Stored records
____________________
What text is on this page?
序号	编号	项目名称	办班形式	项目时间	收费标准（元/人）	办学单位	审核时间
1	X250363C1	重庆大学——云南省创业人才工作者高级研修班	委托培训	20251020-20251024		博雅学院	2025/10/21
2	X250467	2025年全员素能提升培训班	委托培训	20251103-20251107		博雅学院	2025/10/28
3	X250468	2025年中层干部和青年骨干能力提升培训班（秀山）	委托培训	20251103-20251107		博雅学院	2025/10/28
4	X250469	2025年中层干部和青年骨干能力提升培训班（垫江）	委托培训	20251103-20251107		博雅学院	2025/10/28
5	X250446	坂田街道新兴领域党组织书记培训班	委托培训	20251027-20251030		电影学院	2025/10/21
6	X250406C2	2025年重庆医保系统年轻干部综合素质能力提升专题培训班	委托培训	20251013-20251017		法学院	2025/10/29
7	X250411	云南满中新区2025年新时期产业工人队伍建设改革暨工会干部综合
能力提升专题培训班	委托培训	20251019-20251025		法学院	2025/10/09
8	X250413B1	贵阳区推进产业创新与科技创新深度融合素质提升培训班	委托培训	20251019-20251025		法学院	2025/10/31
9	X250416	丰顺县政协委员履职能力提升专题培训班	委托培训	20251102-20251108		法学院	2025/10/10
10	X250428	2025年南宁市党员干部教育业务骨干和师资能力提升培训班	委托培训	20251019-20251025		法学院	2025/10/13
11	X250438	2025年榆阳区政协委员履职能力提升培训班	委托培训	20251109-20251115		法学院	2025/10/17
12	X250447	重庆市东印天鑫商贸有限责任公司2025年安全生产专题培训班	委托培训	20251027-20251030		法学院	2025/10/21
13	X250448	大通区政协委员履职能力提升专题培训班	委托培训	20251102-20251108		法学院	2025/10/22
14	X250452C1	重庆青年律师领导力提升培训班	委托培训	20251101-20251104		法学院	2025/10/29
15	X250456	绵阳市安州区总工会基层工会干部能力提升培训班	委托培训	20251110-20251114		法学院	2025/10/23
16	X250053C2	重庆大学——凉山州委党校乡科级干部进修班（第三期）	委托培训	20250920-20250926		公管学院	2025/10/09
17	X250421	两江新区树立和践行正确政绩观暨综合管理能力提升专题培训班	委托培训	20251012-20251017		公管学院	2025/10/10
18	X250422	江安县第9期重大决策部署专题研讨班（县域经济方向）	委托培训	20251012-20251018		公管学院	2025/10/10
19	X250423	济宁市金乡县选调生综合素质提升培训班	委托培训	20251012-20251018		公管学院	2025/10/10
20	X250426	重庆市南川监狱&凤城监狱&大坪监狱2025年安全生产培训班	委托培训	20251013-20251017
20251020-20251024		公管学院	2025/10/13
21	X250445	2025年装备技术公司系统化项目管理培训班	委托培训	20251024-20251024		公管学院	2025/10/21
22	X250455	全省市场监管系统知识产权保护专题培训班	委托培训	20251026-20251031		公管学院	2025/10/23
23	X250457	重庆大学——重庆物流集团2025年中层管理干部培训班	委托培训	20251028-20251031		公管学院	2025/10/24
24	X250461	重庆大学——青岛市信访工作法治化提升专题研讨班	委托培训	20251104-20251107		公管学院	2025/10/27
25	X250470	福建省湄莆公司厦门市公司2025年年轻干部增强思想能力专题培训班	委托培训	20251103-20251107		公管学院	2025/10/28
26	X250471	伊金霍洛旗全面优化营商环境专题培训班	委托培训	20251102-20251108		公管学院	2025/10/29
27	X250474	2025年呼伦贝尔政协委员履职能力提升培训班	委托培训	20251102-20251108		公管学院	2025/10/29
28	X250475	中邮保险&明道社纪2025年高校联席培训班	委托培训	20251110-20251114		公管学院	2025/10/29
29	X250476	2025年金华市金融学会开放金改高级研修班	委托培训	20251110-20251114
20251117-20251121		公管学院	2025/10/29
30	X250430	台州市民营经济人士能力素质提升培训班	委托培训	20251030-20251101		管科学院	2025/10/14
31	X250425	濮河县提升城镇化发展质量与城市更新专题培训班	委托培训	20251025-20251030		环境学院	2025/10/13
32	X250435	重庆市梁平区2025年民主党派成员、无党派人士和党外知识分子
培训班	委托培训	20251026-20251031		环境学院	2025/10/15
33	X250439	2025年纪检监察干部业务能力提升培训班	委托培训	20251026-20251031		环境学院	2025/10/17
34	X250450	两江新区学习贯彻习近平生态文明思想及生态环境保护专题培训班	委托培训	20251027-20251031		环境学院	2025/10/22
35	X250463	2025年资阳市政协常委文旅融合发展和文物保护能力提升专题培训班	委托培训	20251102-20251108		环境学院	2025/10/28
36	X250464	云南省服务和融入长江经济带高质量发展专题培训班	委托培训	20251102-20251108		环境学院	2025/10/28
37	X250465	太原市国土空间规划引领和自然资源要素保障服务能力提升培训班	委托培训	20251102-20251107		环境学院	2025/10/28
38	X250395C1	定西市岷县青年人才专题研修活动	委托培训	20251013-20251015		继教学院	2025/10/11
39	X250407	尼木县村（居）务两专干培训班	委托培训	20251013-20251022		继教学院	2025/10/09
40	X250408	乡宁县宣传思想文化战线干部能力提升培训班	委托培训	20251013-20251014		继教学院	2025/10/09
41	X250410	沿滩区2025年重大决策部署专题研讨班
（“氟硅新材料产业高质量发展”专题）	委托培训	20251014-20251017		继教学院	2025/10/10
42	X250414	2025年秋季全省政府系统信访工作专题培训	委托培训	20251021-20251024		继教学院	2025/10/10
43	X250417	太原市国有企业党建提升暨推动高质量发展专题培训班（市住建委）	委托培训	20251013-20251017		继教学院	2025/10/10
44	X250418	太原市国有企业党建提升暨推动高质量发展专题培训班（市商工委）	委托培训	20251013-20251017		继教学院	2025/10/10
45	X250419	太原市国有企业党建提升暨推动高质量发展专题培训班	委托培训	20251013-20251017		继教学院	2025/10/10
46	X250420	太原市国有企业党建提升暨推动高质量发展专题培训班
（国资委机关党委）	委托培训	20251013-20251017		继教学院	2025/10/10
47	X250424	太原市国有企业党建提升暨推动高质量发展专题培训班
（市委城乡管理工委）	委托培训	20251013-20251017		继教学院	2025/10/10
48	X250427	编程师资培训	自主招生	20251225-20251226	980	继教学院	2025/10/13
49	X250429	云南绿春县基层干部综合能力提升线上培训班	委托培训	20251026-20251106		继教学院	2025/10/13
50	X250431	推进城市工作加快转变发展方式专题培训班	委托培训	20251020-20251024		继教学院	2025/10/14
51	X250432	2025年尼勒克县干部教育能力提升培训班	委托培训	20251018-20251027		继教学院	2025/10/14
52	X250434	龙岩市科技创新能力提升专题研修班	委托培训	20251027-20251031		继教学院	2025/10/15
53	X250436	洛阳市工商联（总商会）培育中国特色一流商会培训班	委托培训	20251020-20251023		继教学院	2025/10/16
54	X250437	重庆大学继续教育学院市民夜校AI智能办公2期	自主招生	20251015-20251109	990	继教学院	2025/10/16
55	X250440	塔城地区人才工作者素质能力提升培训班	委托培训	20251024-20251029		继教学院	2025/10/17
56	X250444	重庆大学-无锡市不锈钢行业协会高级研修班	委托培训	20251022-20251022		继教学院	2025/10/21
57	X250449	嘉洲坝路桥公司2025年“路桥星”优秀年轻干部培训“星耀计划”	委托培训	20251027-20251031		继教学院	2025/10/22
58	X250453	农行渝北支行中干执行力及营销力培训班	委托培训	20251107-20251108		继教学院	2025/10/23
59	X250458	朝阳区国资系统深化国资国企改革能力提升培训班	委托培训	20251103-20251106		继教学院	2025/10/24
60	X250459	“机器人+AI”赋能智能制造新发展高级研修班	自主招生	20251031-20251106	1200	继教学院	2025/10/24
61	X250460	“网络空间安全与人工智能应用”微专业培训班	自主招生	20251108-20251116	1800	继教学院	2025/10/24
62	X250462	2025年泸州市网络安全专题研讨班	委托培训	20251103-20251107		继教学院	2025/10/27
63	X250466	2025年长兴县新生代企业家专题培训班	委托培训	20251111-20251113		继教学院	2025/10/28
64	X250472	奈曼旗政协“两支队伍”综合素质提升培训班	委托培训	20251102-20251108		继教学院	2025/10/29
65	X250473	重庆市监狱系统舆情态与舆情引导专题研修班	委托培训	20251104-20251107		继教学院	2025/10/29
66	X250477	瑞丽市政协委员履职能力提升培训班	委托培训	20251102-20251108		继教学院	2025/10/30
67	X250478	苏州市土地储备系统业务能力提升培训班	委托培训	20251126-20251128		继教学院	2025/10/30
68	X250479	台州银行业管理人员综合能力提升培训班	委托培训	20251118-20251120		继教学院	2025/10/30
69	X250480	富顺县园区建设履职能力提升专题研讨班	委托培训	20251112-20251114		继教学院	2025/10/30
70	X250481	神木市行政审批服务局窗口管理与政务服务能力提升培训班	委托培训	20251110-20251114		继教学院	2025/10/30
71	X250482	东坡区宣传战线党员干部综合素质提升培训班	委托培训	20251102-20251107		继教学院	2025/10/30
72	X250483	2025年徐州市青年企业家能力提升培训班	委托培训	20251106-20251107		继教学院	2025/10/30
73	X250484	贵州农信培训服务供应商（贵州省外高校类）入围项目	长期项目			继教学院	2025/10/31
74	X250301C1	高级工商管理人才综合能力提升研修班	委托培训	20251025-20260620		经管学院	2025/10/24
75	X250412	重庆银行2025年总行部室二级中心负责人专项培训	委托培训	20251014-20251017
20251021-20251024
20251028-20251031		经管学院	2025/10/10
____________________
• EXERCISE DESCRIPTION
Find every line in the entries that includes the word "博雅学院", then state how many there are and nothing else.

• SOLUTION TO THIS EXERCISE
4